Goal: Write out the records beneath this line exactly as they appear, minus any images.

Recorded data:
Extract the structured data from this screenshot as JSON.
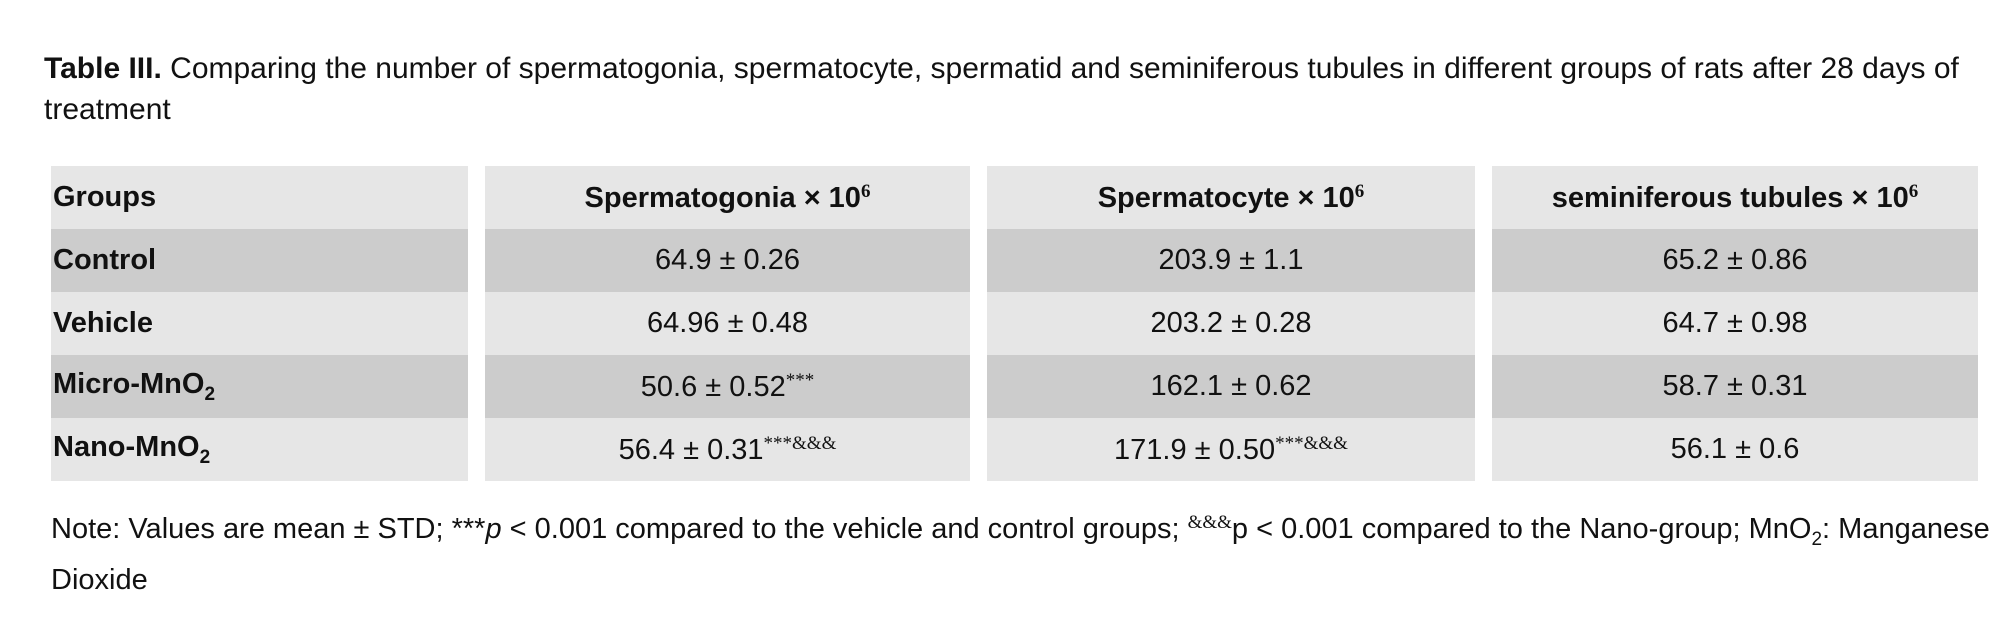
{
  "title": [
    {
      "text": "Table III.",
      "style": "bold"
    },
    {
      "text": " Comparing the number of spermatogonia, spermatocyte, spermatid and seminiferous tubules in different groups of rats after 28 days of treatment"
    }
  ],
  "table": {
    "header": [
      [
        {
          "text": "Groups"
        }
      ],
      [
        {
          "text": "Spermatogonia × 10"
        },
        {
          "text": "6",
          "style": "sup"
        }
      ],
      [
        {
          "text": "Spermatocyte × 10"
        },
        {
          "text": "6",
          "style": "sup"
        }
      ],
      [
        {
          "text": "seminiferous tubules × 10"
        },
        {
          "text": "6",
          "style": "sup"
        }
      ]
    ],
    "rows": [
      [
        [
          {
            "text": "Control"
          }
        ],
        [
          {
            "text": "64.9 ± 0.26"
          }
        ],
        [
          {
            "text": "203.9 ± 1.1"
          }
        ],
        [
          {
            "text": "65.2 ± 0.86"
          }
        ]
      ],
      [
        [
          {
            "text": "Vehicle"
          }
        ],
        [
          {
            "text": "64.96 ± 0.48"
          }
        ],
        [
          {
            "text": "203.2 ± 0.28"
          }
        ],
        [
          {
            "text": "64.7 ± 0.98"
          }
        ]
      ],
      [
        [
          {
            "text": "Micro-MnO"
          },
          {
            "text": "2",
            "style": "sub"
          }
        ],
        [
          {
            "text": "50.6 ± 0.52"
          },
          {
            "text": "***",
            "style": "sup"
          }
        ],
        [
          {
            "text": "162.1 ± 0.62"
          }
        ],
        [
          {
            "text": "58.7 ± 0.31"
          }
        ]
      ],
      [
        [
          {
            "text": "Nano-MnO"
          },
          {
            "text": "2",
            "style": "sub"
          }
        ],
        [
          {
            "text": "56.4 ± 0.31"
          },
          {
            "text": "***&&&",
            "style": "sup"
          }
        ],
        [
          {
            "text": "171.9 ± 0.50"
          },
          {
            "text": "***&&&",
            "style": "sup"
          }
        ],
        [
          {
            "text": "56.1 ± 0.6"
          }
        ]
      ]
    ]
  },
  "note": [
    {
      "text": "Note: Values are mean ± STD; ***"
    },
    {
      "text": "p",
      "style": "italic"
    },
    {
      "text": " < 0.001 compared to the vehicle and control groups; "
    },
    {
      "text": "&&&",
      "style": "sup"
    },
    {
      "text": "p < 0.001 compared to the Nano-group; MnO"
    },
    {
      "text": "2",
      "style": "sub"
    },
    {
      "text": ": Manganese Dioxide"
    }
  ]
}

Solved problem:
Extract the structured data from this screenshot as JSON.
{
  "title": [
    {
      "text": "Table III.",
      "style": "bold"
    },
    {
      "text": " Comparing the number of spermatogonia, spermatocyte, spermatid and seminiferous tubules in different groups of rats after 28 days of treatment"
    }
  ],
  "table": {
    "header": [
      [
        {
          "text": "Groups"
        }
      ],
      [
        {
          "text": "Spermatogonia × 10"
        },
        {
          "text": "6",
          "style": "sup"
        }
      ],
      [
        {
          "text": "Spermatocyte × 10"
        },
        {
          "text": "6",
          "style": "sup"
        }
      ],
      [
        {
          "text": "seminiferous tubules × 10"
        },
        {
          "text": "6",
          "style": "sup"
        }
      ]
    ],
    "rows": [
      [
        [
          {
            "text": "Control"
          }
        ],
        [
          {
            "text": "64.9 ± 0.26"
          }
        ],
        [
          {
            "text": "203.9 ± 1.1"
          }
        ],
        [
          {
            "text": "65.2 ± 0.86"
          }
        ]
      ],
      [
        [
          {
            "text": "Vehicle"
          }
        ],
        [
          {
            "text": "64.96 ± 0.48"
          }
        ],
        [
          {
            "text": "203.2 ± 0.28"
          }
        ],
        [
          {
            "text": "64.7 ± 0.98"
          }
        ]
      ],
      [
        [
          {
            "text": "Micro-MnO"
          },
          {
            "text": "2",
            "style": "sub"
          }
        ],
        [
          {
            "text": "50.6 ± 0.52"
          },
          {
            "text": "***",
            "style": "sup"
          }
        ],
        [
          {
            "text": "162.1 ± 0.62"
          }
        ],
        [
          {
            "text": "58.7 ± 0.31"
          }
        ]
      ],
      [
        [
          {
            "text": "Nano-MnO"
          },
          {
            "text": "2",
            "style": "sub"
          }
        ],
        [
          {
            "text": "56.4 ± 0.31"
          },
          {
            "text": "***&&&",
            "style": "sup"
          }
        ],
        [
          {
            "text": "171.9 ± 0.50"
          },
          {
            "text": "***&&&",
            "style": "sup"
          }
        ],
        [
          {
            "text": "56.1 ± 0.6"
          }
        ]
      ]
    ]
  },
  "note": [
    {
      "text": "Note: Values are mean ± STD; ***"
    },
    {
      "text": "p",
      "style": "italic"
    },
    {
      "text": " < 0.001 compared to the vehicle and control groups; "
    },
    {
      "text": "&&&",
      "style": "sup"
    },
    {
      "text": "p < 0.001 compared to the Nano-group; MnO"
    },
    {
      "text": "2",
      "style": "sub"
    },
    {
      "text": ": Manganese Dioxide"
    }
  ]
}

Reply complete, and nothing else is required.